REQUIREMENT: Your task is to copy the material exactly.

RECORDS TO PROCESS:
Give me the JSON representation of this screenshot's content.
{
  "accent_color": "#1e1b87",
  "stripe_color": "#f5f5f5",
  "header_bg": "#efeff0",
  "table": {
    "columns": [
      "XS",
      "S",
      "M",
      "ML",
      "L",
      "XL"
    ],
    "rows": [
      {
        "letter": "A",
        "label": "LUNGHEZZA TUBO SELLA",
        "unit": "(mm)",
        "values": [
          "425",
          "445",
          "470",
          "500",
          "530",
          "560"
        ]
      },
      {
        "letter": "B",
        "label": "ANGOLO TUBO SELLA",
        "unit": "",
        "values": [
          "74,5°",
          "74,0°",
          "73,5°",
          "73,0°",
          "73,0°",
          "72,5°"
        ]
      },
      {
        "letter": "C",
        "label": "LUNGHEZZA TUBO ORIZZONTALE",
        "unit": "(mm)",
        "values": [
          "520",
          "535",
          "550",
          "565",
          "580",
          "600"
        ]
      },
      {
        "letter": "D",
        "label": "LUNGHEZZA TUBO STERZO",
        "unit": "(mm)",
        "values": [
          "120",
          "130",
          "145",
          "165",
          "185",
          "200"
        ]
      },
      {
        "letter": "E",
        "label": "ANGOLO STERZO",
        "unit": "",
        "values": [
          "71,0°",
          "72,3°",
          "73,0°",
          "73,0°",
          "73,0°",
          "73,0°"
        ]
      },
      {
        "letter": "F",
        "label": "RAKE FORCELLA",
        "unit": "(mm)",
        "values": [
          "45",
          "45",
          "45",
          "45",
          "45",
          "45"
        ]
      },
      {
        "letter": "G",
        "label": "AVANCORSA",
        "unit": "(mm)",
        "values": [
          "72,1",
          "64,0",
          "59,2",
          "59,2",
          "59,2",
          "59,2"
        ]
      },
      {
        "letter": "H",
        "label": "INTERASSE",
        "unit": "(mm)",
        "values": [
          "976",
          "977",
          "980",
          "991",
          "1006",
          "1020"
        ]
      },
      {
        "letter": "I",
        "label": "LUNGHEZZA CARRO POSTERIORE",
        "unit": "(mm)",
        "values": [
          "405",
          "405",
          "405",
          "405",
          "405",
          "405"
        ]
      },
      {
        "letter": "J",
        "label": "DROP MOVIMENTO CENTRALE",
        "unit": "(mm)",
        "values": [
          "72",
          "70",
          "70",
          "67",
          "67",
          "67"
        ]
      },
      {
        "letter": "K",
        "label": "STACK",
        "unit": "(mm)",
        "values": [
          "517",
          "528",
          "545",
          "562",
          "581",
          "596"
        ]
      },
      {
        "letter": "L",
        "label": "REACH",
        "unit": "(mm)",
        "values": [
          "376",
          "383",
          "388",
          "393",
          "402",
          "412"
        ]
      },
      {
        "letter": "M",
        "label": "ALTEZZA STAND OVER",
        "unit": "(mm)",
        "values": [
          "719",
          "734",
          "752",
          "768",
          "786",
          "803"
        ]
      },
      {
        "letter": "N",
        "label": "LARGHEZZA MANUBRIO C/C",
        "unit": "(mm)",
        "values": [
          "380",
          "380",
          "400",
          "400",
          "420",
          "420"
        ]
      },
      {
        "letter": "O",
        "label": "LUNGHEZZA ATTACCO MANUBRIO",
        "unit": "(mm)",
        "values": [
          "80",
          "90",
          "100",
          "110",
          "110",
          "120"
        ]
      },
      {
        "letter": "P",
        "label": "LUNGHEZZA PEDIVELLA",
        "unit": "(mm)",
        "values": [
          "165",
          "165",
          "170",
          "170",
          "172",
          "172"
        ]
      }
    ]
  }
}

TASK OUTPUT:
Give me the JSON representation of this screenshot's content.
{
  "accent_color": "#1e1b87",
  "stripe_color": "#f5f5f5",
  "header_bg": "#efeff0",
  "table": {
    "columns": [
      "XS",
      "S",
      "M",
      "ML",
      "L",
      "XL"
    ],
    "rows": [
      {
        "letter": "A",
        "label": "LUNGHEZZA TUBO SELLA",
        "unit": "(mm)",
        "values": [
          "425",
          "445",
          "470",
          "500",
          "530",
          "560"
        ]
      },
      {
        "letter": "B",
        "label": "ANGOLO TUBO SELLA",
        "unit": "",
        "values": [
          "74,5°",
          "74,0°",
          "73,5°",
          "73,0°",
          "73,0°",
          "72,5°"
        ]
      },
      {
        "letter": "C",
        "label": "LUNGHEZZA TUBO ORIZZONTALE",
        "unit": "(mm)",
        "values": [
          "520",
          "535",
          "550",
          "565",
          "580",
          "600"
        ]
      },
      {
        "letter": "D",
        "label": "LUNGHEZZA TUBO STERZO",
        "unit": "(mm)",
        "values": [
          "120",
          "130",
          "145",
          "165",
          "185",
          "200"
        ]
      },
      {
        "letter": "E",
        "label": "ANGOLO STERZO",
        "unit": "",
        "values": [
          "71,0°",
          "72,3°",
          "73,0°",
          "73,0°",
          "73,0°",
          "73,0°"
        ]
      },
      {
        "letter": "F",
        "label": "RAKE FORCELLA",
        "unit": "(mm)",
        "values": [
          "45",
          "45",
          "45",
          "45",
          "45",
          "45"
        ]
      },
      {
        "letter": "G",
        "label": "AVANCORSA",
        "unit": "(mm)",
        "values": [
          "72,1",
          "64,0",
          "59,2",
          "59,2",
          "59,2",
          "59,2"
        ]
      },
      {
        "letter": "H",
        "label": "INTERASSE",
        "unit": "(mm)",
        "values": [
          "976",
          "977",
          "980",
          "991",
          "1006",
          "1020"
        ]
      },
      {
        "letter": "I",
        "label": "LUNGHEZZA CARRO POSTERIORE",
        "unit": "(mm)",
        "values": [
          "405",
          "405",
          "405",
          "405",
          "405",
          "405"
        ]
      },
      {
        "letter": "J",
        "label": "DROP MOVIMENTO CENTRALE",
        "unit": "(mm)",
        "values": [
          "72",
          "70",
          "70",
          "67",
          "67",
          "67"
        ]
      },
      {
        "letter": "K",
        "label": "STACK",
        "unit": "(mm)",
        "values": [
          "517",
          "528",
          "545",
          "562",
          "581",
          "596"
        ]
      },
      {
        "letter": "L",
        "label": "REACH",
        "unit": "(mm)",
        "values": [
          "376",
          "383",
          "388",
          "393",
          "402",
          "412"
        ]
      },
      {
        "letter": "M",
        "label": "ALTEZZA STAND OVER",
        "unit": "(mm)",
        "values": [
          "719",
          "734",
          "752",
          "768",
          "786",
          "803"
        ]
      },
      {
        "letter": "N",
        "label": "LARGHEZZA MANUBRIO C/C",
        "unit": "(mm)",
        "values": [
          "380",
          "380",
          "400",
          "400",
          "420",
          "420"
        ]
      },
      {
        "letter": "O",
        "label": "LUNGHEZZA ATTACCO MANUBRIO",
        "unit": "(mm)",
        "values": [
          "80",
          "90",
          "100",
          "110",
          "110",
          "120"
        ]
      },
      {
        "letter": "P",
        "label": "LUNGHEZZA PEDIVELLA",
        "unit": "(mm)",
        "values": [
          "165",
          "165",
          "170",
          "170",
          "172",
          "172"
        ]
      }
    ]
  }
}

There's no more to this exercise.